What you will do: State how many lines of the records contain the string "Marketing". Give the number alone.

Data for processing:
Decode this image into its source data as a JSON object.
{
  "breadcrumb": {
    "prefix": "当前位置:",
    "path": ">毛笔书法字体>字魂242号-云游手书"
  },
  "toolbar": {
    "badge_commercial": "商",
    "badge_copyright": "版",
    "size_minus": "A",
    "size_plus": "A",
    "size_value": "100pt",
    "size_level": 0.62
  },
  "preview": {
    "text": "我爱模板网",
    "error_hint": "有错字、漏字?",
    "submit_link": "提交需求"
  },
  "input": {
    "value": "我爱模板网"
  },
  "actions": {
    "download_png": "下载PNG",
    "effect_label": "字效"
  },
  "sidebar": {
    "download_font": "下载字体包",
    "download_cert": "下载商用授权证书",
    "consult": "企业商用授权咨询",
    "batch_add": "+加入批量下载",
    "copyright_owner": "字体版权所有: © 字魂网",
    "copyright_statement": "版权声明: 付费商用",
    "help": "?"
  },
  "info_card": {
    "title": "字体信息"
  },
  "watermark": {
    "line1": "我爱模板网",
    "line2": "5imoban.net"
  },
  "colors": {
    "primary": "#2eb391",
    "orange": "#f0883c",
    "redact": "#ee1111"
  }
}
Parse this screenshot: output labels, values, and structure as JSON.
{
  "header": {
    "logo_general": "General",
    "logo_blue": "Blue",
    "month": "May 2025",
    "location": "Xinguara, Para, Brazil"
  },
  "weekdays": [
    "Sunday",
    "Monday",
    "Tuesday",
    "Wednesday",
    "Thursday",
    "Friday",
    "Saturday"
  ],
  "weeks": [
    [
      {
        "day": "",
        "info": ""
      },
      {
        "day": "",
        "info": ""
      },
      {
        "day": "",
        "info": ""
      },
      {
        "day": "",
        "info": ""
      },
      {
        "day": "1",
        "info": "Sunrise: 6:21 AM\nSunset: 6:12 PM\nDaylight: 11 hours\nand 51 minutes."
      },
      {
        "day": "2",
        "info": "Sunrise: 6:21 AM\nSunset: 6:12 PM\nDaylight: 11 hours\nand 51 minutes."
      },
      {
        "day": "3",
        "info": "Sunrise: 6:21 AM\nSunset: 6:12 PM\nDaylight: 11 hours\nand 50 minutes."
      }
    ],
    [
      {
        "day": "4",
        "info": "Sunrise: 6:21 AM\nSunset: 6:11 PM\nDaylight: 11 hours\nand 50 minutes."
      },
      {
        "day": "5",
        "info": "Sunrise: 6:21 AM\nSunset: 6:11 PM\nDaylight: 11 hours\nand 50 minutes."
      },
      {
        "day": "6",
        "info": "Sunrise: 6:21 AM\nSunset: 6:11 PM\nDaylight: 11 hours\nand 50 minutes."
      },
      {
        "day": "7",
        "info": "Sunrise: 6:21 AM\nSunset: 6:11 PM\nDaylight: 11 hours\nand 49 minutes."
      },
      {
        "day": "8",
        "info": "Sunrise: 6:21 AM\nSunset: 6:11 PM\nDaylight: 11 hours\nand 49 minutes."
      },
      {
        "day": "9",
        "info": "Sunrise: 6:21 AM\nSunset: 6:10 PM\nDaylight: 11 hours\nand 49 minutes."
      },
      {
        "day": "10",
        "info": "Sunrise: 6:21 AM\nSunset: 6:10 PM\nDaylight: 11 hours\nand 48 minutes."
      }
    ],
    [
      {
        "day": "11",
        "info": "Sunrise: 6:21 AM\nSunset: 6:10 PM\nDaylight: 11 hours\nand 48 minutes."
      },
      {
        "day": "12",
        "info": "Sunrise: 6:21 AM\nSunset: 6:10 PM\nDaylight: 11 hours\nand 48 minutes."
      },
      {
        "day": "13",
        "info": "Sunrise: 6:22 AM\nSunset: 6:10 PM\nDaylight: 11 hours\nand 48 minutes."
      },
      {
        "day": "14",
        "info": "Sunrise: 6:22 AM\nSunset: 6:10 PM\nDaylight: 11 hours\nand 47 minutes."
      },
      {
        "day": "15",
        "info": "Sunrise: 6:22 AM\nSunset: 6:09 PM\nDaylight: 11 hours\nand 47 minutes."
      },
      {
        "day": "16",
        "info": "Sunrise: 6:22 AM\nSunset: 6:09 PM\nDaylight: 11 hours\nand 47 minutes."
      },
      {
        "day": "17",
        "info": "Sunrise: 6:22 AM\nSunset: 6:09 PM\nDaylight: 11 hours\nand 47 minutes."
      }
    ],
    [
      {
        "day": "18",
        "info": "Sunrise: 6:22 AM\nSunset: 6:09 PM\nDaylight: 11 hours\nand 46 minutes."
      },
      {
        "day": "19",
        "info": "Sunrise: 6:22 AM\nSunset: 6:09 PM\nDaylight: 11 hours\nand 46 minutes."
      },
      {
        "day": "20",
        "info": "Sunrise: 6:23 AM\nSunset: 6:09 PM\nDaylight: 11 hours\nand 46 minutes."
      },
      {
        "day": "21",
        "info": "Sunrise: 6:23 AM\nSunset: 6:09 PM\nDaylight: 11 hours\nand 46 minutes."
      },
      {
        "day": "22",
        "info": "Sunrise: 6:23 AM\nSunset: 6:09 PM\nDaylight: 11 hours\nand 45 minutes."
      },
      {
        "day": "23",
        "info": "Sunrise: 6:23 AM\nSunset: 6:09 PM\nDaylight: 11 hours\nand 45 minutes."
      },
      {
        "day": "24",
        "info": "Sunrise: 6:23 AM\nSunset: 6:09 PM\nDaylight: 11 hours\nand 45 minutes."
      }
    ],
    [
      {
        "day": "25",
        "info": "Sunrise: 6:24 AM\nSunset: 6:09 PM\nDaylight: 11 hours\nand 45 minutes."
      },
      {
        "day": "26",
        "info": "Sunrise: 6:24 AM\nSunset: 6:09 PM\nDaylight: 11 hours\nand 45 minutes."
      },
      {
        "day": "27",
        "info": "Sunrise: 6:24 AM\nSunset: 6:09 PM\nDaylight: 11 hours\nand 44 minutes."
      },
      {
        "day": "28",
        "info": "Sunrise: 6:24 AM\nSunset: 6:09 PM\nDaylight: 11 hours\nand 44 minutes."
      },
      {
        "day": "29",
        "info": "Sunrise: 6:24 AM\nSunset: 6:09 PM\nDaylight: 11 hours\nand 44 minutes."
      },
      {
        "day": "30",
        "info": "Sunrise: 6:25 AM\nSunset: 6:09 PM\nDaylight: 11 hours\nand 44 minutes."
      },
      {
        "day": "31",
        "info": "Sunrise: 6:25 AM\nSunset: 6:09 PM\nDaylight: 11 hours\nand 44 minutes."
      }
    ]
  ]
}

--

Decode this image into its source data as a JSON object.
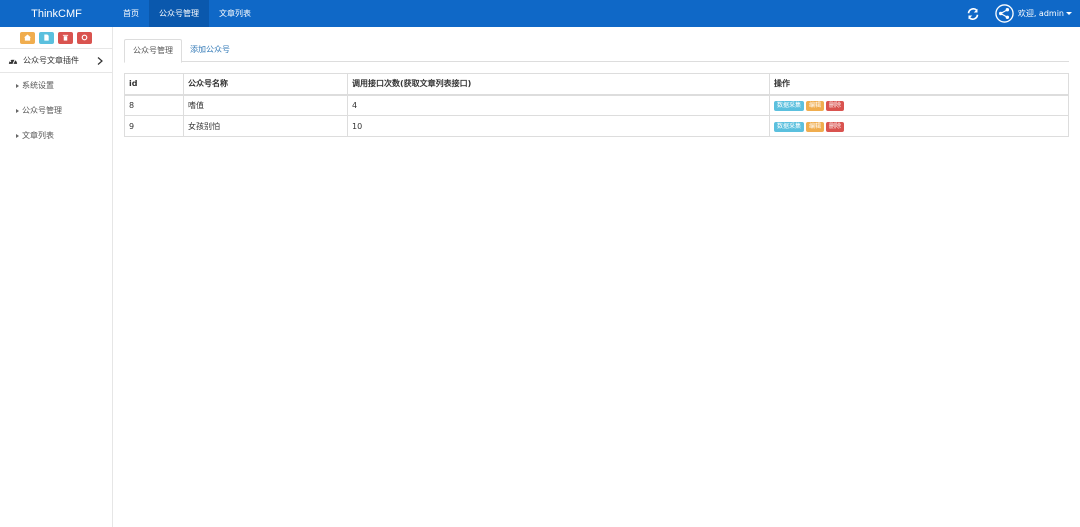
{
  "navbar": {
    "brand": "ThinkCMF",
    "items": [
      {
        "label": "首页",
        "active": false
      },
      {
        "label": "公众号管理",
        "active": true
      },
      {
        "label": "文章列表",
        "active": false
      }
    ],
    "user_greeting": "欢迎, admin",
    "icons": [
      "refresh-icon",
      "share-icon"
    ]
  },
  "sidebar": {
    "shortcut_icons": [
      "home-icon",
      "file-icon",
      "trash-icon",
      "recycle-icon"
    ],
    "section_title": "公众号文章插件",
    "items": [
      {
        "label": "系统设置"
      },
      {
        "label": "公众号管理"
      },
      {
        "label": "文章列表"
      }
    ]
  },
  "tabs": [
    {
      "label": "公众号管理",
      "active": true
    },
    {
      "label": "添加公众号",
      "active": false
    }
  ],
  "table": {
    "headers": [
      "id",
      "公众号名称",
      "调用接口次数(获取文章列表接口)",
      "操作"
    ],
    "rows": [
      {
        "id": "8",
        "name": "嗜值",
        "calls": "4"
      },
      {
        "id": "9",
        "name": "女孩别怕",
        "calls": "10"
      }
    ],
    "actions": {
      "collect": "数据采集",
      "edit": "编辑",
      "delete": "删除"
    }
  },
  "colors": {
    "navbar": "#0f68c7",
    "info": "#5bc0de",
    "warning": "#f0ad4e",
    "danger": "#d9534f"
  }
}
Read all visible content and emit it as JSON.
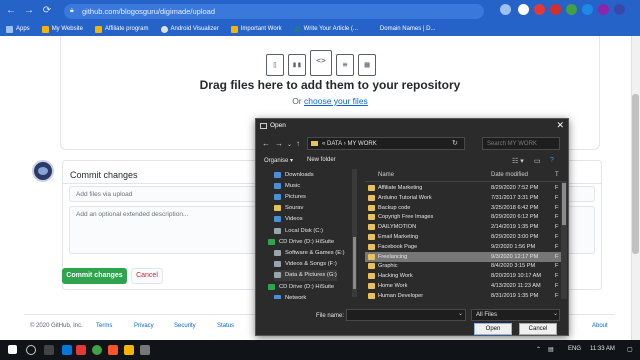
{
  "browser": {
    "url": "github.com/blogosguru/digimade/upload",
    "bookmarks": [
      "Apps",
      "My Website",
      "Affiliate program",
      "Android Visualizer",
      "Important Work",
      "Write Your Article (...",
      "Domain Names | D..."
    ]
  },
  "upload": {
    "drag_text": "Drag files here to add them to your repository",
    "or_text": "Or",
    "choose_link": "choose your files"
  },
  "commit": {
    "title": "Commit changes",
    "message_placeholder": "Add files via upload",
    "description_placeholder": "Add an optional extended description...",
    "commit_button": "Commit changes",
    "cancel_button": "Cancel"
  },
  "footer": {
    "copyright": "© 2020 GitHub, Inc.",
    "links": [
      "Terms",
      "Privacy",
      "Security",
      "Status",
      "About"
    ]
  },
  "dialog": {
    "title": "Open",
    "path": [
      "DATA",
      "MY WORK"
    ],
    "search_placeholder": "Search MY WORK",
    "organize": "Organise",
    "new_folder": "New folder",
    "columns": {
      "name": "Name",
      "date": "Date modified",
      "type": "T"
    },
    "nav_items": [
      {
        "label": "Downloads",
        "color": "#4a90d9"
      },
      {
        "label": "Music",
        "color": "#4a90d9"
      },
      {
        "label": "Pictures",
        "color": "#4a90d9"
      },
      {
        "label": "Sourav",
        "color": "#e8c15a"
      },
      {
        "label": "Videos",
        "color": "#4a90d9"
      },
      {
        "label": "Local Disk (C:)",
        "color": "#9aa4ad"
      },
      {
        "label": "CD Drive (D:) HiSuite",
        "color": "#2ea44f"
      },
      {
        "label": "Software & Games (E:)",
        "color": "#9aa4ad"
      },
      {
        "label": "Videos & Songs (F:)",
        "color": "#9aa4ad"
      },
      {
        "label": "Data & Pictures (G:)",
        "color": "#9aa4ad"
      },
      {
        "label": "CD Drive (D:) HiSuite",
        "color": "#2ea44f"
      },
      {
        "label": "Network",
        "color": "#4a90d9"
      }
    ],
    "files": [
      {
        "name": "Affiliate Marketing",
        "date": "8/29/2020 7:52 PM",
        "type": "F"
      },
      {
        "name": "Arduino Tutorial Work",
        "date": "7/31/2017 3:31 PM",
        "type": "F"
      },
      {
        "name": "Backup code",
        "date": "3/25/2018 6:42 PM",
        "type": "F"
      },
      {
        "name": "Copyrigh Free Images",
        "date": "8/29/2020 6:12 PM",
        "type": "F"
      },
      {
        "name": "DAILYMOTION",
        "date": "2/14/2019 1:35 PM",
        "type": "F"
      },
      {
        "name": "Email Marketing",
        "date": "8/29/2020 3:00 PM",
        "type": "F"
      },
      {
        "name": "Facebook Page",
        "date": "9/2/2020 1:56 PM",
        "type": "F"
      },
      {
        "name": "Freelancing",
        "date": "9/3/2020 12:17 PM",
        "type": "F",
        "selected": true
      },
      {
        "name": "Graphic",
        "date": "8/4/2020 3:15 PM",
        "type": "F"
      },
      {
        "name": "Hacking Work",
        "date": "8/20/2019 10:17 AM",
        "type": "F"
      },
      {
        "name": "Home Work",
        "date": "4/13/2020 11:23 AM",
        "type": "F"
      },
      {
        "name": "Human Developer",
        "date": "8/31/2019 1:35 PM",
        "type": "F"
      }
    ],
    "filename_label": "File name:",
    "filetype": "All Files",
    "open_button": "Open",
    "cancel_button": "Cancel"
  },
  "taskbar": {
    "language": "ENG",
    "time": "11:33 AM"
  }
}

Answer: 2